> **Recorded data**
===
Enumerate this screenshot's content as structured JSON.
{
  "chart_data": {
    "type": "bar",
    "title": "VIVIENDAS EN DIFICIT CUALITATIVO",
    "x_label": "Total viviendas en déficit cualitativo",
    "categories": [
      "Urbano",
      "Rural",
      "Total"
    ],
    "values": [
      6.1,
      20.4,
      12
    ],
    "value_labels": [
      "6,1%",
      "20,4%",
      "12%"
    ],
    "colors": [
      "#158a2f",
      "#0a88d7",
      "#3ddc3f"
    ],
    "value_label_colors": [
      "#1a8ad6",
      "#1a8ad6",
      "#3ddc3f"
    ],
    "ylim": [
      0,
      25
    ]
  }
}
===
Each record above should be repeated exactly as it appears.

> **Output of the task**
Enumerate this screenshot's content as structured JSON.
{
  "chart_data": {
    "type": "bar",
    "title": "VIVIENDAS EN DIFICIT CUALITATIVO",
    "x_label": "Total viviendas en déficit cualitativo",
    "categories": [
      "Urbano",
      "Rural",
      "Total"
    ],
    "values": [
      6.1,
      20.4,
      12
    ],
    "value_labels": [
      "6,1%",
      "20,4%",
      "12%"
    ],
    "colors": [
      "#158a2f",
      "#0a88d7",
      "#3ddc3f"
    ],
    "value_label_colors": [
      "#1a8ad6",
      "#1a8ad6",
      "#3ddc3f"
    ],
    "ylim": [
      0,
      25
    ]
  }
}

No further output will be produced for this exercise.